* Dataset rows:
☆ ☆ ☆ ☆ ☆

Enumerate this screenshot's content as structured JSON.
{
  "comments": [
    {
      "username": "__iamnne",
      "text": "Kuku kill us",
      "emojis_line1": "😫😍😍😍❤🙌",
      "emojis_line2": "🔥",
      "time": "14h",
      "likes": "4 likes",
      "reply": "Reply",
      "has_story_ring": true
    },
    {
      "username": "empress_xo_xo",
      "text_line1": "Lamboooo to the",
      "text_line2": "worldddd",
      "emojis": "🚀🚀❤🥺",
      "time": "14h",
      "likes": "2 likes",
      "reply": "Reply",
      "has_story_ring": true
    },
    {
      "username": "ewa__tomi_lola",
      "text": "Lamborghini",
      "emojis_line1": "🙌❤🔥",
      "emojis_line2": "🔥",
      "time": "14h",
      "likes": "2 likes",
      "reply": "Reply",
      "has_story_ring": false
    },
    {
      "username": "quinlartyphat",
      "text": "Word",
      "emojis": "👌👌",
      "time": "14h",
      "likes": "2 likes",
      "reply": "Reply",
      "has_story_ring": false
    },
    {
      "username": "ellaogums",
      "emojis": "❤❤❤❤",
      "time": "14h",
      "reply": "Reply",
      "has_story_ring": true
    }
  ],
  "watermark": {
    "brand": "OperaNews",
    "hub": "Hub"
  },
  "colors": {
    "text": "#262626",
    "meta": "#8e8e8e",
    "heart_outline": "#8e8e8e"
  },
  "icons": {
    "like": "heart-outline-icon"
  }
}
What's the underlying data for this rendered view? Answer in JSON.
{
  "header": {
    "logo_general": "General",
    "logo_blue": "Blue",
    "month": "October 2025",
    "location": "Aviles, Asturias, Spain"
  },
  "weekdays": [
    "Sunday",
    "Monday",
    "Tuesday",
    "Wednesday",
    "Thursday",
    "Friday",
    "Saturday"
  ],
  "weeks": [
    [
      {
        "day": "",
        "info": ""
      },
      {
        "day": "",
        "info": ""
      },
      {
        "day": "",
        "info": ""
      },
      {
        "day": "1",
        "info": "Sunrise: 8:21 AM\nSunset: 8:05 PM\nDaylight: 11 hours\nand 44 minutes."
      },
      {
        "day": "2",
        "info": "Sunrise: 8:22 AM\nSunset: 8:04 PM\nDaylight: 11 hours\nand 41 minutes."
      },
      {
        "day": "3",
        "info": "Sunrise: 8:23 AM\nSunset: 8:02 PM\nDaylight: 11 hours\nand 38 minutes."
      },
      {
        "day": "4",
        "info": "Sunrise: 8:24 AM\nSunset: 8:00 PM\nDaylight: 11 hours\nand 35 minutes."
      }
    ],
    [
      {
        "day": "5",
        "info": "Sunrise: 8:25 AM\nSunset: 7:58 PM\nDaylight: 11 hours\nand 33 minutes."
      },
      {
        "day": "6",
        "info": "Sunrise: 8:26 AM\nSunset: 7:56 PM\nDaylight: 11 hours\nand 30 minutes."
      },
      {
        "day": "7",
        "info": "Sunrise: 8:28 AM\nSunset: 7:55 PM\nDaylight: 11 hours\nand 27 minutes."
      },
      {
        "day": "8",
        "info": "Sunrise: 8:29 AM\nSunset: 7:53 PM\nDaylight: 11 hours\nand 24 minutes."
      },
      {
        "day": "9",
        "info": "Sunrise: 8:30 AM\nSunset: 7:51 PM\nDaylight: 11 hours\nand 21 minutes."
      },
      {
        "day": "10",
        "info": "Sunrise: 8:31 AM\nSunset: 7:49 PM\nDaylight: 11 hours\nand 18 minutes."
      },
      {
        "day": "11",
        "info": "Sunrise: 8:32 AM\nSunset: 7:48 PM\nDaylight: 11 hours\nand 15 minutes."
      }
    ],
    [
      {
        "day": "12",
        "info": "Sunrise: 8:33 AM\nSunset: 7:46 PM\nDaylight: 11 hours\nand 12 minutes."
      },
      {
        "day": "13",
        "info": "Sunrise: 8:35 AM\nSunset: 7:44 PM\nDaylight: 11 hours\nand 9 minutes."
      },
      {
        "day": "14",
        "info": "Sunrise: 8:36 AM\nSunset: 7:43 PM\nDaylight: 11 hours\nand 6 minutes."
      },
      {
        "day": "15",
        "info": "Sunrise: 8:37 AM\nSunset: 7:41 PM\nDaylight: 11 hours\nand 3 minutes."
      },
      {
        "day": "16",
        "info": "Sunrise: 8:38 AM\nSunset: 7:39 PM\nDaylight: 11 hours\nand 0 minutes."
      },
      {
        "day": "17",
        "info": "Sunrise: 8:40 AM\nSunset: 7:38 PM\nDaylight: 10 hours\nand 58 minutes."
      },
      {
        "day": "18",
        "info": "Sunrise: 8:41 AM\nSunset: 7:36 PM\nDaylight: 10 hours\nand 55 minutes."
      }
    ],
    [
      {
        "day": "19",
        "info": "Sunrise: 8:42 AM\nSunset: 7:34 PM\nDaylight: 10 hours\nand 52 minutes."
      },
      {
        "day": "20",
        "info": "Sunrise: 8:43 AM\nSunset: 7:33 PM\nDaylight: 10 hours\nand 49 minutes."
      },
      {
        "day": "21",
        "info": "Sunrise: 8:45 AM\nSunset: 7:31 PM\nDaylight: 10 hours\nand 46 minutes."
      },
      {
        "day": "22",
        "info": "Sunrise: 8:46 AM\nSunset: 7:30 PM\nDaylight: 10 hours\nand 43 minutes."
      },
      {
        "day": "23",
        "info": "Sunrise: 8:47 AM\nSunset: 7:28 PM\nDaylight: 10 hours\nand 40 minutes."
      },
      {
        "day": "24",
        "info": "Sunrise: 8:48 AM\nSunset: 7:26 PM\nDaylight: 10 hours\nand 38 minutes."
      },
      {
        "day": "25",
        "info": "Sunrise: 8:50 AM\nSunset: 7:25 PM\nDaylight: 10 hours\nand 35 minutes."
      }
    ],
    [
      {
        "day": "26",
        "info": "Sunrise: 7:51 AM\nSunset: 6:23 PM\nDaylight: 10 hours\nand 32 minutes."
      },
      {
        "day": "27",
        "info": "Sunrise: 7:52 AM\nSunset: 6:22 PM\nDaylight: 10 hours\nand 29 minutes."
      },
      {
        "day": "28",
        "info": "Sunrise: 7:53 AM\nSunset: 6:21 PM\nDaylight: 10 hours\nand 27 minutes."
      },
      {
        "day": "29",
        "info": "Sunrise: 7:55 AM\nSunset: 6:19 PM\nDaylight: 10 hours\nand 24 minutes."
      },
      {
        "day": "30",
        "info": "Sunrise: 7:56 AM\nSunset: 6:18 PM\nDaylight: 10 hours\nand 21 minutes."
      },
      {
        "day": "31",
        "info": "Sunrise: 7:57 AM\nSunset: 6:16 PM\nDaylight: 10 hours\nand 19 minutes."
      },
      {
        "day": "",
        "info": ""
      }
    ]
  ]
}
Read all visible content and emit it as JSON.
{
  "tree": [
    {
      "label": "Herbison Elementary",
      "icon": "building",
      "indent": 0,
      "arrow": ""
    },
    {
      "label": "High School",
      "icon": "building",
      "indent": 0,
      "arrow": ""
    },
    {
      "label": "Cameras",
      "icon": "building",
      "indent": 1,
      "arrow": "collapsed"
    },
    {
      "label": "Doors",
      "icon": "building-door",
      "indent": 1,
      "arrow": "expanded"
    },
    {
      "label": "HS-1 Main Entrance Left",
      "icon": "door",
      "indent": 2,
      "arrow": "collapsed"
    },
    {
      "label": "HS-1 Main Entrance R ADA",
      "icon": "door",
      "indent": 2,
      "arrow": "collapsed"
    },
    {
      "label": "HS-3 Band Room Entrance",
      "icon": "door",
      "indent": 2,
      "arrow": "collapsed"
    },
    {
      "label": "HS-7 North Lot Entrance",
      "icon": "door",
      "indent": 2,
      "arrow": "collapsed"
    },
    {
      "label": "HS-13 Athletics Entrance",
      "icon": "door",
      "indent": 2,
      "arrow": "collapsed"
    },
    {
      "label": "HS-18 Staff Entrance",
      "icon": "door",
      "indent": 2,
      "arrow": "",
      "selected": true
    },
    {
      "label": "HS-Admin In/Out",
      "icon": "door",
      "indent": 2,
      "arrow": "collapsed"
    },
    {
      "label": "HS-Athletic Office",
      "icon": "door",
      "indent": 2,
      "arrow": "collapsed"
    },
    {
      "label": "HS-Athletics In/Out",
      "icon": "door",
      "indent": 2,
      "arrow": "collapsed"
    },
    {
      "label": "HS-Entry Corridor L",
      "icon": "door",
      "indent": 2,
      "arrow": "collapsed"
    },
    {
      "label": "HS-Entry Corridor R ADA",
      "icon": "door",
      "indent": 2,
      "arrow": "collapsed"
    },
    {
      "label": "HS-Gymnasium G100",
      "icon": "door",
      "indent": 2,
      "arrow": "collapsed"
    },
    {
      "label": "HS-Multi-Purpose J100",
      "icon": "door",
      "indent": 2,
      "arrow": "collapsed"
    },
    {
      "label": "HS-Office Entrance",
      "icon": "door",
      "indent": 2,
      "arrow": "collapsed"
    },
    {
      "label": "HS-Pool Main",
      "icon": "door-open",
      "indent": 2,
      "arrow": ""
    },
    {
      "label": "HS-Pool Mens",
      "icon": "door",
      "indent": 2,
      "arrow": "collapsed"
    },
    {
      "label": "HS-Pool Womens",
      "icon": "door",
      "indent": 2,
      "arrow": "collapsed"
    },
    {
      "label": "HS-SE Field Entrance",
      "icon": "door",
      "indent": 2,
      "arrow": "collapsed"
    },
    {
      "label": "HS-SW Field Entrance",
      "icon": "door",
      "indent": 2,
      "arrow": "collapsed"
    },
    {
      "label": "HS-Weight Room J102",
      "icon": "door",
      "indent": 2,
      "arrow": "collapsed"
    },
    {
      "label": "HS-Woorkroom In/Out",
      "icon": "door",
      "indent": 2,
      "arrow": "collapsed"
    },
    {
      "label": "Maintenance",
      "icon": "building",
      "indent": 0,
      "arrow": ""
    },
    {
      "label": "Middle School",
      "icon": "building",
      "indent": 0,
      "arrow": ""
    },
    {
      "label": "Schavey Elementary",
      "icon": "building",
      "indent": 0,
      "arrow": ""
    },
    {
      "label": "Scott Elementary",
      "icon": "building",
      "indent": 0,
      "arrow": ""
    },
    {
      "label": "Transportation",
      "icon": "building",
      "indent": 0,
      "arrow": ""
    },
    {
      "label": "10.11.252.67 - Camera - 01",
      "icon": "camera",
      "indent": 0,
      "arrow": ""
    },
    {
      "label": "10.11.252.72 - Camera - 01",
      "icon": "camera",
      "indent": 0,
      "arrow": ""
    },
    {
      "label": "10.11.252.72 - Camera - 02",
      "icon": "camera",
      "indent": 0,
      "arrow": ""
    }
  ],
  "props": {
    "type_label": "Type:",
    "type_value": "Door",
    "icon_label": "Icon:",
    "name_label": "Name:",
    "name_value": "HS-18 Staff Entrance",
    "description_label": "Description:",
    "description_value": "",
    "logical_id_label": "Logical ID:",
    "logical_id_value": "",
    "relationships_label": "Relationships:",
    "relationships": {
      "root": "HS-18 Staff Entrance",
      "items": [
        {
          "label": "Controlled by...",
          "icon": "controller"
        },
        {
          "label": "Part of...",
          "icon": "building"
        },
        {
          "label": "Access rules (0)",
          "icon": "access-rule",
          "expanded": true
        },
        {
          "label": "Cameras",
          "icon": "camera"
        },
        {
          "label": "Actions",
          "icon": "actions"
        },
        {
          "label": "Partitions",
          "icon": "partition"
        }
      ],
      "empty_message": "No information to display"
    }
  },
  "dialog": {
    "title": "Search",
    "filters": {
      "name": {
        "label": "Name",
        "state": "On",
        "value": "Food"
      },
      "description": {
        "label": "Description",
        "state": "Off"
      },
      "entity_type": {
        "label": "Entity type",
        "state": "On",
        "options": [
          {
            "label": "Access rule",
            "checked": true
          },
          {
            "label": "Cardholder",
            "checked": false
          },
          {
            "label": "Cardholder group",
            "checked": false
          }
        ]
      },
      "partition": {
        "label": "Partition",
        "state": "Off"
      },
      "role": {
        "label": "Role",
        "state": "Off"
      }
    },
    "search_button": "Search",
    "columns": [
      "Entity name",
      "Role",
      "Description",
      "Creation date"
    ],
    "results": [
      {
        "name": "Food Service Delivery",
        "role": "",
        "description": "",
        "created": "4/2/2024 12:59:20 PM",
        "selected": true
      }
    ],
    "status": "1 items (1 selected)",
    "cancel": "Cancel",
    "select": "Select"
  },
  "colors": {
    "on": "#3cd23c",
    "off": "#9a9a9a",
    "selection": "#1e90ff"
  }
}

☆ ☆ ☆ ☆ ☆

* Written instruction: From the entries above, copy each line holding "true".

* Written response:
      "has_story_ring": true
      "has_story_ring": true
      "has_story_ring": true
      "selected": true
          "expanded": true
            "checked": true
        "selected": true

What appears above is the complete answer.